Description of the task:
Verbatim output of all the material below is required.

Listed records:
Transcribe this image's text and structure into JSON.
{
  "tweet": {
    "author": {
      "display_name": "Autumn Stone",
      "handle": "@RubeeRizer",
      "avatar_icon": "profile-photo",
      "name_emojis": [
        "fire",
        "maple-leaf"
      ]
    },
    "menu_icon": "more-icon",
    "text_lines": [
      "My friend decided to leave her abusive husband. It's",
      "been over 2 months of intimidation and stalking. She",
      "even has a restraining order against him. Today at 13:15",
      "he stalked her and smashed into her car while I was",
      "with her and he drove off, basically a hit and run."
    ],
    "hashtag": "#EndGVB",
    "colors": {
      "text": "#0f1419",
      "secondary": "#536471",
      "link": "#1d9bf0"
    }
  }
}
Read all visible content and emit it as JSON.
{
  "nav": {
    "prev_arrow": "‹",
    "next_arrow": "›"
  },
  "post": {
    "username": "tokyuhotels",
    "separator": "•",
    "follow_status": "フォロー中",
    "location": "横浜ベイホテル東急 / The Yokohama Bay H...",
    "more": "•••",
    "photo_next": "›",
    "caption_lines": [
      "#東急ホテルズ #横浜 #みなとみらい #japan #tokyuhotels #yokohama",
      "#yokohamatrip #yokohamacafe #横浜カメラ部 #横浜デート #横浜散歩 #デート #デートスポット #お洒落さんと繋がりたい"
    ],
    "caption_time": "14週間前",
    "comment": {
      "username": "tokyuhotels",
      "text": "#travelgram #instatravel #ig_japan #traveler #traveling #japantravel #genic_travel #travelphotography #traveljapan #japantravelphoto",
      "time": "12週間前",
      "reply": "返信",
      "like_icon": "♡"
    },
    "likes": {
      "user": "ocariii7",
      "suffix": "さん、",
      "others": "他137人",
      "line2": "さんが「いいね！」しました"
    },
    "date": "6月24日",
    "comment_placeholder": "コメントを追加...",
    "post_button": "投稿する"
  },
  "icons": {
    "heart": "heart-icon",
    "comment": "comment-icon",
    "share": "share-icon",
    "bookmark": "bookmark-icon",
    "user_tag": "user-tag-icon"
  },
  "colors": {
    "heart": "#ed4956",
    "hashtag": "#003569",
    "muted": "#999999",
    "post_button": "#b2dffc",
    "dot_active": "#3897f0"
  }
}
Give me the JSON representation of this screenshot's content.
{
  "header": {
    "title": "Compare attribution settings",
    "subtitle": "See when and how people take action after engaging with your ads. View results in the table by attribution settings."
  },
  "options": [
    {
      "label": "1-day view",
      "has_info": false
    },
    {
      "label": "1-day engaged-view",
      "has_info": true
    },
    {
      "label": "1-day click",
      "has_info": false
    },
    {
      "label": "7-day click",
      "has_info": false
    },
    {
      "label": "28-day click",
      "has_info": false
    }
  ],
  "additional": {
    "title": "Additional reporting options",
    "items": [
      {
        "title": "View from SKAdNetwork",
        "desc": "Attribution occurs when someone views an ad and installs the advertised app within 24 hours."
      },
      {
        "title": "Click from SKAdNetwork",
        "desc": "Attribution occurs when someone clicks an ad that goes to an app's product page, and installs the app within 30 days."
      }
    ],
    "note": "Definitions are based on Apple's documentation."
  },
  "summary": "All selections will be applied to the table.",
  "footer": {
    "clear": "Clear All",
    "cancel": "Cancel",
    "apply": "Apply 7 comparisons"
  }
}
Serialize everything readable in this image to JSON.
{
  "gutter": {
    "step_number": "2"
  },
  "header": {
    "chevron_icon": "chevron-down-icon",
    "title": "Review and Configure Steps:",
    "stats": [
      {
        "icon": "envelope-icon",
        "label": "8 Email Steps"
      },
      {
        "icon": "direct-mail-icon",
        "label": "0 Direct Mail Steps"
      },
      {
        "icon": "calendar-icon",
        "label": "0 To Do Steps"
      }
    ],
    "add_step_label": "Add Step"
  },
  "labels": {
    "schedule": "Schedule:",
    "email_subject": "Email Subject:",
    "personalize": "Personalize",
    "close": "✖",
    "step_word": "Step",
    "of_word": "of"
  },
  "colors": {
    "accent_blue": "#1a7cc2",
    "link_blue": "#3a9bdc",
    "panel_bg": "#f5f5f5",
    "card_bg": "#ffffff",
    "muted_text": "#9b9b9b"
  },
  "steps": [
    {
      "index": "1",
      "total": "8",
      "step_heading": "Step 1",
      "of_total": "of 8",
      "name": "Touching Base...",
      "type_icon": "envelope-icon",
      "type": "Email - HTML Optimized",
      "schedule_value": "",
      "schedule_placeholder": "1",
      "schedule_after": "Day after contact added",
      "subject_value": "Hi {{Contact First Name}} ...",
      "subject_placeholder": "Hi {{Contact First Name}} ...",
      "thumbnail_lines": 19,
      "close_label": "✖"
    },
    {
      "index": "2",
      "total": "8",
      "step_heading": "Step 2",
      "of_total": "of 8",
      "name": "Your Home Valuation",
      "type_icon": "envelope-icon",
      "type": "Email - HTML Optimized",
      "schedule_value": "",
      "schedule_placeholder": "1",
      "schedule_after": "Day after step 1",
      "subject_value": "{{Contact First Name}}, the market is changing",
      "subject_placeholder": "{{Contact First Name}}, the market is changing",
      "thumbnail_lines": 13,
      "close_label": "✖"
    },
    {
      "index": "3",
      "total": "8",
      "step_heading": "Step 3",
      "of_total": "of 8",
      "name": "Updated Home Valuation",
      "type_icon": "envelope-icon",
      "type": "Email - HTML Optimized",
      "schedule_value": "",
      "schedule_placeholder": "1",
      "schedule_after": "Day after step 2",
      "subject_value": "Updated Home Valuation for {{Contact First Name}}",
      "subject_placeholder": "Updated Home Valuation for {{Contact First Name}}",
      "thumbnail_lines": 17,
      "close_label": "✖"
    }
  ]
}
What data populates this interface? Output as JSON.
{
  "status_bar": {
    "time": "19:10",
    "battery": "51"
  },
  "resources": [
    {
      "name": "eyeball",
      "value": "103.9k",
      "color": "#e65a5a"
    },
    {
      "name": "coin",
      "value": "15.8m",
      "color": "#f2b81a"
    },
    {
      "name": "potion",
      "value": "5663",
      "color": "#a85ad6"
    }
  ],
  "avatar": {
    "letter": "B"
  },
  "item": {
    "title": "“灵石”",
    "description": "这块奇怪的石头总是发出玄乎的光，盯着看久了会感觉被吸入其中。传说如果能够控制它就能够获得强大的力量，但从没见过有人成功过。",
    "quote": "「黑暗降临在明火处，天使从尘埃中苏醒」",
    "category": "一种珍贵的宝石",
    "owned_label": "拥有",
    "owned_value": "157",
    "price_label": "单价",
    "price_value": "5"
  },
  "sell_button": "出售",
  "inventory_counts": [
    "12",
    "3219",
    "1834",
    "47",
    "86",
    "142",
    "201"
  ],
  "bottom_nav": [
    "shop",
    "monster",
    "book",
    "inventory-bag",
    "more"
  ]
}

Worked answer:
Transcribe this image's text and structure into JSON.
{
  "tweet": {
    "author": {
      "display_name": "Autumn Stone",
      "handle": "@RubeeRizer",
      "avatar_icon": "profile-photo",
      "name_emojis": [
        "fire",
        "maple-leaf"
      ]
    },
    "menu_icon": "more-icon",
    "text_lines": [
      "My friend decided to leave her abusive husband. It's",
      "been over 2 months of intimidation and stalking. She",
      "even has a restraining order against him. Today at 13:15",
      "he stalked her and smashed into her car while I was",
      "with her and he drove off, basically a hit and run."
    ],
    "hashtag": "#EndGVB",
    "colors": {
      "text": "#0f1419",
      "secondary": "#536471",
      "link": "#1d9bf0"
    }
  }
}
Read all visible content and emit it as JSON.
{
  "nav": {
    "prev_arrow": "‹",
    "next_arrow": "›"
  },
  "post": {
    "username": "tokyuhotels",
    "separator": "•",
    "follow_status": "フォロー中",
    "location": "横浜ベイホテル東急 / The Yokohama Bay H...",
    "more": "•••",
    "photo_next": "›",
    "caption_lines": [
      "#東急ホテルズ #横浜 #みなとみらい #japan #tokyuhotels #yokohama",
      "#yokohamatrip #yokohamacafe #横浜カメラ部 #横浜デート #横浜散歩 #デート #デートスポット #お洒落さんと繋がりたい"
    ],
    "caption_time": "14週間前",
    "comment": {
      "username": "tokyuhotels",
      "text": "#travelgram #instatravel #ig_japan #traveler #traveling #japantravel #genic_travel #travelphotography #traveljapan #japantravelphoto",
      "time": "12週間前",
      "reply": "返信",
      "like_icon": "♡"
    },
    "likes": {
      "user": "ocariii7",
      "suffix": "さん、",
      "others": "他137人",
      "line2": "さんが「いいね！」しました"
    },
    "date": "6月24日",
    "comment_placeholder": "コメントを追加...",
    "post_button": "投稿する"
  },
  "icons": {
    "heart": "heart-icon",
    "comment": "comment-icon",
    "share": "share-icon",
    "bookmark": "bookmark-icon",
    "user_tag": "user-tag-icon"
  },
  "colors": {
    "heart": "#ed4956",
    "hashtag": "#003569",
    "muted": "#999999",
    "post_button": "#b2dffc",
    "dot_active": "#3897f0"
  }
}
Give me the JSON representation of this screenshot's content.
{
  "header": {
    "title": "Compare attribution settings",
    "subtitle": "See when and how people take action after engaging with your ads. View results in the table by attribution settings."
  },
  "options": [
    {
      "label": "1-day view",
      "has_info": false
    },
    {
      "label": "1-day engaged-view",
      "has_info": true
    },
    {
      "label": "1-day click",
      "has_info": false
    },
    {
      "label": "7-day click",
      "has_info": false
    },
    {
      "label": "28-day click",
      "has_info": false
    }
  ],
  "additional": {
    "title": "Additional reporting options",
    "items": [
      {
        "title": "View from SKAdNetwork",
        "desc": "Attribution occurs when someone views an ad and installs the advertised app within 24 hours."
      },
      {
        "title": "Click from SKAdNetwork",
        "desc": "Attribution occurs when someone clicks an ad that goes to an app's product page, and installs the app within 30 days."
      }
    ],
    "note": "Definitions are based on Apple's documentation."
  },
  "summary": "All selections will be applied to the table.",
  "footer": {
    "clear": "Clear All",
    "cancel": "Cancel",
    "apply": "Apply 7 comparisons"
  }
}
Serialize everything readable in this image to JSON.
{
  "gutter": {
    "step_number": "2"
  },
  "header": {
    "chevron_icon": "chevron-down-icon",
    "title": "Review and Configure Steps:",
    "stats": [
      {
        "icon": "envelope-icon",
        "label": "8 Email Steps"
      },
      {
        "icon": "direct-mail-icon",
        "label": "0 Direct Mail Steps"
      },
      {
        "icon": "calendar-icon",
        "label": "0 To Do Steps"
      }
    ],
    "add_step_label": "Add Step"
  },
  "labels": {
    "schedule": "Schedule:",
    "email_subject": "Email Subject:",
    "personalize": "Personalize",
    "close": "✖",
    "step_word": "Step",
    "of_word": "of"
  },
  "colors": {
    "accent_blue": "#1a7cc2",
    "link_blue": "#3a9bdc",
    "panel_bg": "#f5f5f5",
    "card_bg": "#ffffff",
    "muted_text": "#9b9b9b"
  },
  "steps": [
    {
      "index": "1",
      "total": "8",
      "step_heading": "Step 1",
      "of_total": "of 8",
      "name": "Touching Base...",
      "type_icon": "envelope-icon",
      "type": "Email - HTML Optimized",
      "schedule_value": "",
      "schedule_placeholder": "1",
      "schedule_after": "Day after contact added",
      "subject_value": "Hi {{Contact First Name}} ...",
      "subject_placeholder": "Hi {{Contact First Name}} ...",
      "thumbnail_lines": 19,
      "close_label": "✖"
    },
    {
      "index": "2",
      "total": "8",
      "step_heading": "Step 2",
      "of_total": "of 8",
      "name": "Your Home Valuation",
      "type_icon": "envelope-icon",
      "type": "Email - HTML Optimized",
      "schedule_value": "",
      "schedule_placeholder": "1",
      "schedule_after": "Day after step 1",
      "subject_value": "{{Contact First Name}}, the market is changing",
      "subject_placeholder": "{{Contact First Name}}, the market is changing",
      "thumbnail_lines": 13,
      "close_label": "✖"
    },
    {
      "index": "3",
      "total": "8",
      "step_heading": "Step 3",
      "of_total": "of 8",
      "name": "Updated Home Valuation",
      "type_icon": "envelope-icon",
      "type": "Email - HTML Optimized",
      "schedule_value": "",
      "schedule_placeholder": "1",
      "schedule_after": "Day after step 2",
      "subject_value": "Updated Home Valuation for {{Contact First Name}}",
      "subject_placeholder": "Updated Home Valuation for {{Contact First Name}}",
      "thumbnail_lines": 17,
      "close_label": "✖"
    }
  ]
}
What data populates this interface? Output as JSON.
{
  "status_bar": {
    "time": "19:10",
    "battery": "51"
  },
  "resources": [
    {
      "name": "eyeball",
      "value": "103.9k",
      "color": "#e65a5a"
    },
    {
      "name": "coin",
      "value": "15.8m",
      "color": "#f2b81a"
    },
    {
      "name": "potion",
      "value": "5663",
      "color": "#a85ad6"
    }
  ],
  "avatar": {
    "letter": "B"
  },
  "item": {
    "title": "“灵石”",
    "description": "这块奇怪的石头总是发出玄乎的光，盯着看久了会感觉被吸入其中。传说如果能够控制它就能够获得强大的力量，但从没见过有人成功过。",
    "quote": "「黑暗降临在明火处，天使从尘埃中苏醒」",
    "category": "一种珍贵的宝石",
    "owned_label": "拥有",
    "owned_value": "157",
    "price_label": "单价",
    "price_value": "5"
  },
  "sell_button": "出售",
  "inventory_counts": [
    "12",
    "3219",
    "1834",
    "47",
    "86",
    "142",
    "201"
  ],
  "bottom_nav": [
    "shop",
    "monster",
    "book",
    "inventory-bag",
    "more"
  ]
}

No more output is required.